## What the task asks
Gather, from the data below, each line in which the word "Netherlands" occurs.

## Task inputs

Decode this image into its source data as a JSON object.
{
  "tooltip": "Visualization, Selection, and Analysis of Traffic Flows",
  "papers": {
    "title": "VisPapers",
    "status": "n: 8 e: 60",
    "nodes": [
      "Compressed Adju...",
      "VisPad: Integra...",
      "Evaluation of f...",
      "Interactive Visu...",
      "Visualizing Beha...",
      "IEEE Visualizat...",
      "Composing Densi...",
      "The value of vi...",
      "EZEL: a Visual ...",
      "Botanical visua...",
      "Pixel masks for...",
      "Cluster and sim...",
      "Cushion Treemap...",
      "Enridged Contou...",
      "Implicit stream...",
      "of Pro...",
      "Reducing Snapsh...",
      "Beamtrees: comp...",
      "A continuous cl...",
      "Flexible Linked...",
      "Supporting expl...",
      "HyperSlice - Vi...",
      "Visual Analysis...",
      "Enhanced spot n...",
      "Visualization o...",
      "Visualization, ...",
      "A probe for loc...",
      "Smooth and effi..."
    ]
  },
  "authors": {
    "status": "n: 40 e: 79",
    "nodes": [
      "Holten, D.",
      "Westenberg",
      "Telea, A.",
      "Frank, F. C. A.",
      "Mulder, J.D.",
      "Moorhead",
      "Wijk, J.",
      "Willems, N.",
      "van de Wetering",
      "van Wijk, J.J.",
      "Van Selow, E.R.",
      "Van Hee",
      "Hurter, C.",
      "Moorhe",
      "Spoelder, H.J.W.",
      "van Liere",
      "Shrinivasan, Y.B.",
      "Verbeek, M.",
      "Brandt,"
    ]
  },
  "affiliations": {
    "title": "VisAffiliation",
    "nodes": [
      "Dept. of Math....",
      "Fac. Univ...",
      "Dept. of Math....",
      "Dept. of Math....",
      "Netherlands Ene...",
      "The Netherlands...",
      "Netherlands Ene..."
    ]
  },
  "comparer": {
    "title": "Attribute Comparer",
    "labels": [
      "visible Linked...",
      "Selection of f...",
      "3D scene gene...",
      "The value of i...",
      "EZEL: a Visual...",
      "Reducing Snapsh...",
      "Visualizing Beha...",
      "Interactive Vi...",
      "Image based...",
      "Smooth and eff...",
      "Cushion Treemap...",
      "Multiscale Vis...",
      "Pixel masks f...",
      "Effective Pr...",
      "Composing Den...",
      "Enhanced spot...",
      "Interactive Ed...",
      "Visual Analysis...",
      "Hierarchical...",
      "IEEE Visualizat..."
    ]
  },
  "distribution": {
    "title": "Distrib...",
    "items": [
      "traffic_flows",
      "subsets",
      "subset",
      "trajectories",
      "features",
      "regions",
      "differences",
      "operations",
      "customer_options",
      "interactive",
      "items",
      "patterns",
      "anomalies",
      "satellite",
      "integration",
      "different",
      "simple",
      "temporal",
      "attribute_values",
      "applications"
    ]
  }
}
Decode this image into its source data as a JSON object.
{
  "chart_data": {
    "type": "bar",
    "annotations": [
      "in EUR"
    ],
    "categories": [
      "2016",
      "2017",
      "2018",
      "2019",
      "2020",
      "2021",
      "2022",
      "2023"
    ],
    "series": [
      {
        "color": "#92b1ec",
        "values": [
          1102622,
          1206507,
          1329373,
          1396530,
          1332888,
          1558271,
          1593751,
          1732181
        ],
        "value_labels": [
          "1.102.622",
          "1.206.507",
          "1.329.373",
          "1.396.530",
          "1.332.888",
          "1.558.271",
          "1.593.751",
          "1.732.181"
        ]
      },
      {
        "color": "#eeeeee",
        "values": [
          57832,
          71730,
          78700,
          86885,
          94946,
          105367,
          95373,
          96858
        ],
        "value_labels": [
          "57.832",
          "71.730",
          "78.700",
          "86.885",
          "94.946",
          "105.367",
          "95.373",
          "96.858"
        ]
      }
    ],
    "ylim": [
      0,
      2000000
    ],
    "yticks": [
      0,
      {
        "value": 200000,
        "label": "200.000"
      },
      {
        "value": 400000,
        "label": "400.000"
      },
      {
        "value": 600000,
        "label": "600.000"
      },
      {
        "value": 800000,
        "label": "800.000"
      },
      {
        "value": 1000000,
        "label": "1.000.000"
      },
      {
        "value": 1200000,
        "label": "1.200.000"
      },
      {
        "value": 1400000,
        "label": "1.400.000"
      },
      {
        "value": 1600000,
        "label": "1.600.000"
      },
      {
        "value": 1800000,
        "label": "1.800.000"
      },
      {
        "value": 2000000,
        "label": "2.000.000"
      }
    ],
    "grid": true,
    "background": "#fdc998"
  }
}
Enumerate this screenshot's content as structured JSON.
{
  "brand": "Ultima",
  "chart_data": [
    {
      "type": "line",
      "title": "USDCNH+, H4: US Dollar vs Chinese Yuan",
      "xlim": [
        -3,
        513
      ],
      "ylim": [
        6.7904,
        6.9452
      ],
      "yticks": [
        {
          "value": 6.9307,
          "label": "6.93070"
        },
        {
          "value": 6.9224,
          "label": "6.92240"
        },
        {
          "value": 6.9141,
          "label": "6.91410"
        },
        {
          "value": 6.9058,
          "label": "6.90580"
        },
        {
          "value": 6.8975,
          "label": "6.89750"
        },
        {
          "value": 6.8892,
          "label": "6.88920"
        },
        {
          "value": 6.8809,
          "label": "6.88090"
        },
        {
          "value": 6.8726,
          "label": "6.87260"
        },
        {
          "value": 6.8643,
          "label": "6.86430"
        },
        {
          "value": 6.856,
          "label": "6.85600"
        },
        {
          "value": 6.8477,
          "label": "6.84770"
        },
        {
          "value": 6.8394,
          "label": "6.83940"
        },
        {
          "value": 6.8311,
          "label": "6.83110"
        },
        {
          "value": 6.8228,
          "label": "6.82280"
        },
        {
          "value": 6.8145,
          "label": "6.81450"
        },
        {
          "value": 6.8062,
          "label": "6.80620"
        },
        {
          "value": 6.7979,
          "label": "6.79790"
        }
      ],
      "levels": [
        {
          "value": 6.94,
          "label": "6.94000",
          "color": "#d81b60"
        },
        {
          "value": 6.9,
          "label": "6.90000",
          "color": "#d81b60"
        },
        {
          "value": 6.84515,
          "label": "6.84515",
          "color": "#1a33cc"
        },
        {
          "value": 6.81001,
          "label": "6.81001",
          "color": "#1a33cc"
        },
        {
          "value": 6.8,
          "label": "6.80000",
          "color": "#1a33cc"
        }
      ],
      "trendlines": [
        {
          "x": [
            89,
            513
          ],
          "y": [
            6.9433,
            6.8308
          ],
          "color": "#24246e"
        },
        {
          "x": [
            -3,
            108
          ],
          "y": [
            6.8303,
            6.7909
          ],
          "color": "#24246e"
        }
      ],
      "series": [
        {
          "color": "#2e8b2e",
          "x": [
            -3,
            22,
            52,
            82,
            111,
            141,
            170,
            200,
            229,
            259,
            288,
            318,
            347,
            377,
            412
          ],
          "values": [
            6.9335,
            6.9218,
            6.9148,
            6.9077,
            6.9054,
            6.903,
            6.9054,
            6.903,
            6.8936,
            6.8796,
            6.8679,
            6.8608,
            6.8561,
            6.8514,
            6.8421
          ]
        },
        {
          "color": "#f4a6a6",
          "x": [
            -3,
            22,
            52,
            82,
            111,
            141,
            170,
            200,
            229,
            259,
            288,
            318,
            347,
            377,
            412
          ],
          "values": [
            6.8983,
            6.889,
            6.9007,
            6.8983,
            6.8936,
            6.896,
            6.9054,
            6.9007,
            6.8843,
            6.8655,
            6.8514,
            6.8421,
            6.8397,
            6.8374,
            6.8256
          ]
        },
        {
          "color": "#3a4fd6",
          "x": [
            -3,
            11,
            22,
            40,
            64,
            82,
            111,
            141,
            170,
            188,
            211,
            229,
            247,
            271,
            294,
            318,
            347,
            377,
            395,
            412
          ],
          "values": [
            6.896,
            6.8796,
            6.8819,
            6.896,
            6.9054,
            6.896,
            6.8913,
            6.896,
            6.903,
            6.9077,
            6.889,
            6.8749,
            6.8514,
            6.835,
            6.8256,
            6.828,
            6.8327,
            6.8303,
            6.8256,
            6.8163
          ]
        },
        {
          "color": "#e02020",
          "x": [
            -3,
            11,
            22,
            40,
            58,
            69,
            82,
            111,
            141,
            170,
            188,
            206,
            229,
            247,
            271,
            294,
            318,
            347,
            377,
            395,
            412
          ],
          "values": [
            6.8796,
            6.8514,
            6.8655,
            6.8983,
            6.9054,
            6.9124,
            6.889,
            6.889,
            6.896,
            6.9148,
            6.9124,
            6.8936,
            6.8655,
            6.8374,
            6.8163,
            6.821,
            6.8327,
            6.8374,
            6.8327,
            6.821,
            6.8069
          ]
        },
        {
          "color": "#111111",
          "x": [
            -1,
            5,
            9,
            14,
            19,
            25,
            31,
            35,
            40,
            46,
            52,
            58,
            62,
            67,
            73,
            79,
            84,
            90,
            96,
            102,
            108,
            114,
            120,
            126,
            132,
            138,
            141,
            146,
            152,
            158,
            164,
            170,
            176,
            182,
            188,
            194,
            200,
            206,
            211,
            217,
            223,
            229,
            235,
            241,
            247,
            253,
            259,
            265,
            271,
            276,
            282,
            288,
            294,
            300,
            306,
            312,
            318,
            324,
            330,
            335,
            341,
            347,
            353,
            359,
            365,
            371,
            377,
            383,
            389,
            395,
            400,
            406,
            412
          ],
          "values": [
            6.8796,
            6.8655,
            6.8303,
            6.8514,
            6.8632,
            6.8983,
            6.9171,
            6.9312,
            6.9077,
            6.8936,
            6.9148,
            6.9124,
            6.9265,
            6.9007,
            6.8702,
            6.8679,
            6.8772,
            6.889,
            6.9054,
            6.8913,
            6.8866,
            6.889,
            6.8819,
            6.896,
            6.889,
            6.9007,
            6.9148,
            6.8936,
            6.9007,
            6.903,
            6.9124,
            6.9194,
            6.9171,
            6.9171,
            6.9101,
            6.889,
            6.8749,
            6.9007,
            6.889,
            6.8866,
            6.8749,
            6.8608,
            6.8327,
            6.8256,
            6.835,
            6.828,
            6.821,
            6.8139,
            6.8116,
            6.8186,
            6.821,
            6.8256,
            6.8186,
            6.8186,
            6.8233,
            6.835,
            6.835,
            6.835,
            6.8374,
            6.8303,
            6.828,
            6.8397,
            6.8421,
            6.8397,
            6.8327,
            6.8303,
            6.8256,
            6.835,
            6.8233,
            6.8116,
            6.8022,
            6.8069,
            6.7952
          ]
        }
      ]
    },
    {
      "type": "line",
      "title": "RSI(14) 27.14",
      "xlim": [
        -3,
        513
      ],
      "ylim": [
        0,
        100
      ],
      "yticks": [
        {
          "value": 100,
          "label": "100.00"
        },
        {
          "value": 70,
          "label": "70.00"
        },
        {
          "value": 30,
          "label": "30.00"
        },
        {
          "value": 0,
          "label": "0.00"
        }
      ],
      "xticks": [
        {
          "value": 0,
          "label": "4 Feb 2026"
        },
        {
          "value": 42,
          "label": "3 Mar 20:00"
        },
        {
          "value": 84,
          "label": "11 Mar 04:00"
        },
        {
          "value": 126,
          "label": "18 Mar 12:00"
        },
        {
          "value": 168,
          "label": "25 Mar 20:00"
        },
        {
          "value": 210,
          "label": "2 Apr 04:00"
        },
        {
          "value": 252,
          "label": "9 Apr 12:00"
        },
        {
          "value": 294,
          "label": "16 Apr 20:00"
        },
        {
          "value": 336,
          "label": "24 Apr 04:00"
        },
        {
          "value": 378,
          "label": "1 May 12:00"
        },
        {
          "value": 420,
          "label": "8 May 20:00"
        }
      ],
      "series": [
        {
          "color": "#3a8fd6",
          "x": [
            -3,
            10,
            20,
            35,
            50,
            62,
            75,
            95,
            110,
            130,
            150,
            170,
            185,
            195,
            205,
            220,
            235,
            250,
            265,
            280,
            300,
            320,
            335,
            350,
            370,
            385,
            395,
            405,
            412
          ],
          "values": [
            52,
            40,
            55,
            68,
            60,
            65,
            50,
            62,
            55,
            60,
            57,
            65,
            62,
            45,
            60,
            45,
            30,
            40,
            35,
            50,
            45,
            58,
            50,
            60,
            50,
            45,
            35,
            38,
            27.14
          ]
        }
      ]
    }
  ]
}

## Answer to the problem
      "Netherlands Ene...",
      "The Netherlands...",
      "Netherlands Ene..."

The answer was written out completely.